#### WRITTEN INSTRUCTION:
Set down all of the data that follows word for word, without the images.
>> begin
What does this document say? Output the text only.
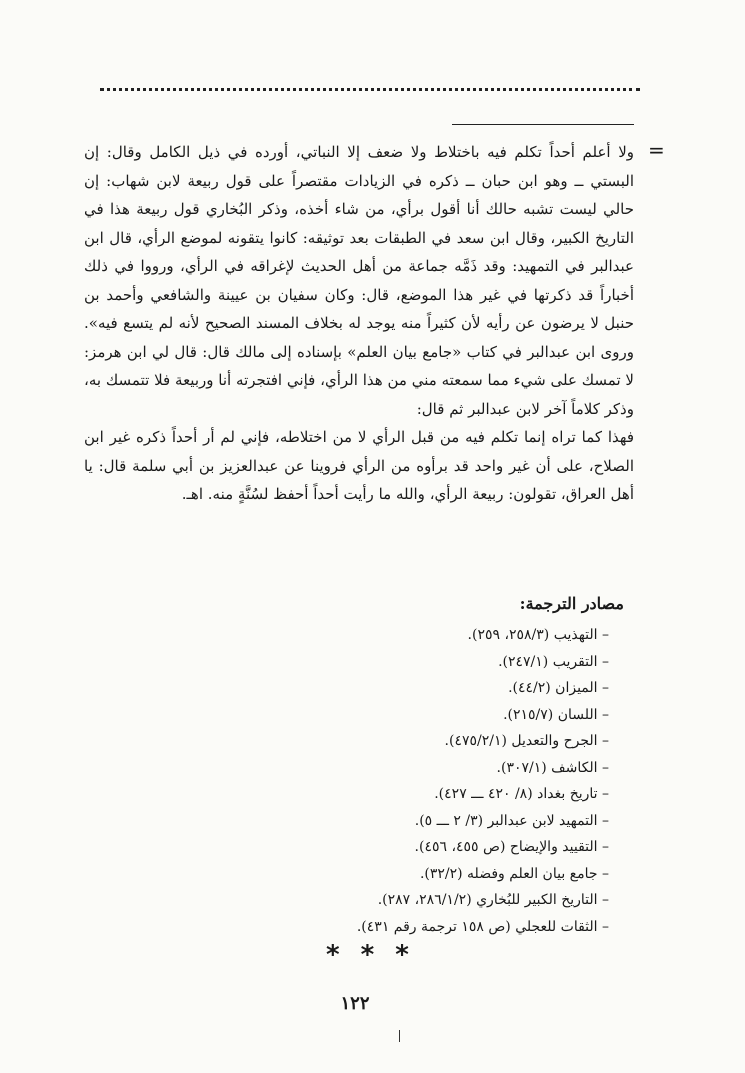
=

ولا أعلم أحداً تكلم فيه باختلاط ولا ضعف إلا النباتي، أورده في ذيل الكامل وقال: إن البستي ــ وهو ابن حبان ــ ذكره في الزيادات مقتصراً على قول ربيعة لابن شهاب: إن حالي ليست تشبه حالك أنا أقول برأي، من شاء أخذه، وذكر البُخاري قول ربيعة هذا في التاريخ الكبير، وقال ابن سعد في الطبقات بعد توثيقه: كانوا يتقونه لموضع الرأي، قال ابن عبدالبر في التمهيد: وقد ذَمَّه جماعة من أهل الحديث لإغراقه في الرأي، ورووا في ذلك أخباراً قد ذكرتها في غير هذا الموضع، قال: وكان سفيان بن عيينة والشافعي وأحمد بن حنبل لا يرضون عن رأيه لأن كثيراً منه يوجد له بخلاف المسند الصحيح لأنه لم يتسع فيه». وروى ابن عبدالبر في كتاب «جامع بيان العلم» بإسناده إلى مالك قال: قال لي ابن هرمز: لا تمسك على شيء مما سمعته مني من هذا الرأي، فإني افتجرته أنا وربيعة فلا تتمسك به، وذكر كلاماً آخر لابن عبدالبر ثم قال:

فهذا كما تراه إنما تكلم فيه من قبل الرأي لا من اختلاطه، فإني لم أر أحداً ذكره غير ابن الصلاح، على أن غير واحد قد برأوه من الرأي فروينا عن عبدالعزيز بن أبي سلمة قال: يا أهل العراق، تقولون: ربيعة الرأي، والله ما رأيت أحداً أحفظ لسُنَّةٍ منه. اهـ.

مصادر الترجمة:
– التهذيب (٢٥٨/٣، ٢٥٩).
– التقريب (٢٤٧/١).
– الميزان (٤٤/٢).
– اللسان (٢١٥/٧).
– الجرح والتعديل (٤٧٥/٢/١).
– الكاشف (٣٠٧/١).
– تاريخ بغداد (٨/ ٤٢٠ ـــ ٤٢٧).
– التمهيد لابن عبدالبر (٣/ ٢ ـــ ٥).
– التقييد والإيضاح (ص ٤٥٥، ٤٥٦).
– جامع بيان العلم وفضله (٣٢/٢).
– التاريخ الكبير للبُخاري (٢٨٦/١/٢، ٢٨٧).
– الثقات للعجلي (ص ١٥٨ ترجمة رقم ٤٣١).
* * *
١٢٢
>> end
#### FINAL RESULT:
What does this document say? Output the text only.
=

ولا أعلم أحداً تكلم فيه باختلاط ولا ضعف إلا النباتي، أورده في ذيل الكامل وقال: إن البستي ــ وهو ابن حبان ــ ذكره في الزيادات مقتصراً على قول ربيعة لابن شهاب: إن حالي ليست تشبه حالك أنا أقول برأي، من شاء أخذه، وذكر البُخاري قول ربيعة هذا في التاريخ الكبير، وقال ابن سعد في الطبقات بعد توثيقه: كانوا يتقونه لموضع الرأي، قال ابن عبدالبر في التمهيد: وقد ذَمَّه جماعة من أهل الحديث لإغراقه في الرأي، ورووا في ذلك أخباراً قد ذكرتها في غير هذا الموضع، قال: وكان سفيان بن عيينة والشافعي وأحمد بن حنبل لا يرضون عن رأيه لأن كثيراً منه يوجد له بخلاف المسند الصحيح لأنه لم يتسع فيه». وروى ابن عبدالبر في كتاب «جامع بيان العلم» بإسناده إلى مالك قال: قال لي ابن هرمز: لا تمسك على شيء مما سمعته مني من هذا الرأي، فإني افتجرته أنا وربيعة فلا تتمسك به، وذكر كلاماً آخر لابن عبدالبر ثم قال:

فهذا كما تراه إنما تكلم فيه من قبل الرأي لا من اختلاطه، فإني لم أر أحداً ذكره غير ابن الصلاح، على أن غير واحد قد برأوه من الرأي فروينا عن عبدالعزيز بن أبي سلمة قال: يا أهل العراق، تقولون: ربيعة الرأي، والله ما رأيت أحداً أحفظ لسُنَّةٍ منه. اهـ.

مصادر الترجمة:
– التهذيب (٢٥٨/٣، ٢٥٩).
– التقريب (٢٤٧/١).
– الميزان (٤٤/٢).
– اللسان (٢١٥/٧).
– الجرح والتعديل (٤٧٥/٢/١).
– الكاشف (٣٠٧/١).
– تاريخ بغداد (٨/ ٤٢٠ ـــ ٤٢٧).
– التمهيد لابن عبدالبر (٣/ ٢ ـــ ٥).
– التقييد والإيضاح (ص ٤٥٥، ٤٥٦).
– جامع بيان العلم وفضله (٣٢/٢).
– التاريخ الكبير للبُخاري (٢٨٦/١/٢، ٢٨٧).
– الثقات للعجلي (ص ١٥٨ ترجمة رقم ٤٣١).
* * *
١٢٢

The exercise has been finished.